**The task**
Write out all the lines again, precisely as they stand, but without the images.

= = = = =

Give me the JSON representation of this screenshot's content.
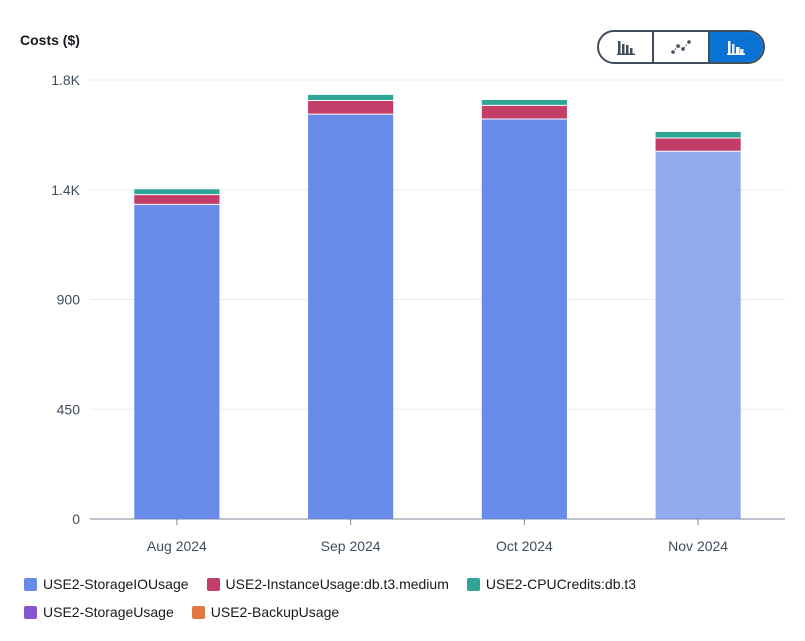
{
  "y_axis_title": "Costs ($)",
  "view_toggle": [
    {
      "icon": "bar-chart-icon",
      "active": false
    },
    {
      "icon": "line-chart-icon",
      "active": false
    },
    {
      "icon": "stacked-bar-chart-icon",
      "active": true
    }
  ],
  "colors": {
    "accent": "#0972d3",
    "grid": "#e9ebed",
    "axis": "#7d8998"
  },
  "chart_data": {
    "type": "bar",
    "stacked": true,
    "categories": [
      "Aug 2024",
      "Sep 2024",
      "Oct 2024",
      "Nov 2024"
    ],
    "y_ticks": [
      "0",
      "450",
      "900",
      "1.4K",
      "1.8K"
    ],
    "y_tick_values": [
      0,
      450,
      900,
      1350,
      1800
    ],
    "ylim": [
      0,
      1800
    ],
    "ylabel": "Costs ($)",
    "grid": true,
    "legend_position": "bottom",
    "forecast_category": "Nov 2024",
    "series": [
      {
        "name": "USE2-StorageIOUsage",
        "color": "#688ae8",
        "values": [
          1290,
          1660,
          1640,
          1508
        ]
      },
      {
        "name": "USE2-InstanceUsage:db.t3.medium",
        "color": "#c33d69",
        "values": [
          40,
          56,
          56,
          54
        ]
      },
      {
        "name": "USE2-CPUCredits:db.t3",
        "color": "#2ea597",
        "values": [
          24,
          25,
          24,
          27
        ]
      },
      {
        "name": "USE2-StorageUsage",
        "color": "#8456ce",
        "values": [
          1,
          1,
          1,
          1
        ]
      },
      {
        "name": "USE2-BackupUsage",
        "color": "#e07941",
        "values": [
          0,
          0,
          0,
          0
        ]
      }
    ]
  }
}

= = = = =

**Output of the task**
Give me the JSON representation of this screenshot's content.
{
  "y_axis_title": "Costs ($)",
  "view_toggle": [
    {
      "icon": "bar-chart-icon",
      "active": false
    },
    {
      "icon": "line-chart-icon",
      "active": false
    },
    {
      "icon": "stacked-bar-chart-icon",
      "active": true
    }
  ],
  "colors": {
    "accent": "#0972d3",
    "grid": "#e9ebed",
    "axis": "#7d8998"
  },
  "chart_data": {
    "type": "bar",
    "stacked": true,
    "categories": [
      "Aug 2024",
      "Sep 2024",
      "Oct 2024",
      "Nov 2024"
    ],
    "y_ticks": [
      "0",
      "450",
      "900",
      "1.4K",
      "1.8K"
    ],
    "y_tick_values": [
      0,
      450,
      900,
      1350,
      1800
    ],
    "ylim": [
      0,
      1800
    ],
    "ylabel": "Costs ($)",
    "grid": true,
    "legend_position": "bottom",
    "forecast_category": "Nov 2024",
    "series": [
      {
        "name": "USE2-StorageIOUsage",
        "color": "#688ae8",
        "values": [
          1290,
          1660,
          1640,
          1508
        ]
      },
      {
        "name": "USE2-InstanceUsage:db.t3.medium",
        "color": "#c33d69",
        "values": [
          40,
          56,
          56,
          54
        ]
      },
      {
        "name": "USE2-CPUCredits:db.t3",
        "color": "#2ea597",
        "values": [
          24,
          25,
          24,
          27
        ]
      },
      {
        "name": "USE2-StorageUsage",
        "color": "#8456ce",
        "values": [
          1,
          1,
          1,
          1
        ]
      },
      {
        "name": "USE2-BackupUsage",
        "color": "#e07941",
        "values": [
          0,
          0,
          0,
          0
        ]
      }
    ]
  }
}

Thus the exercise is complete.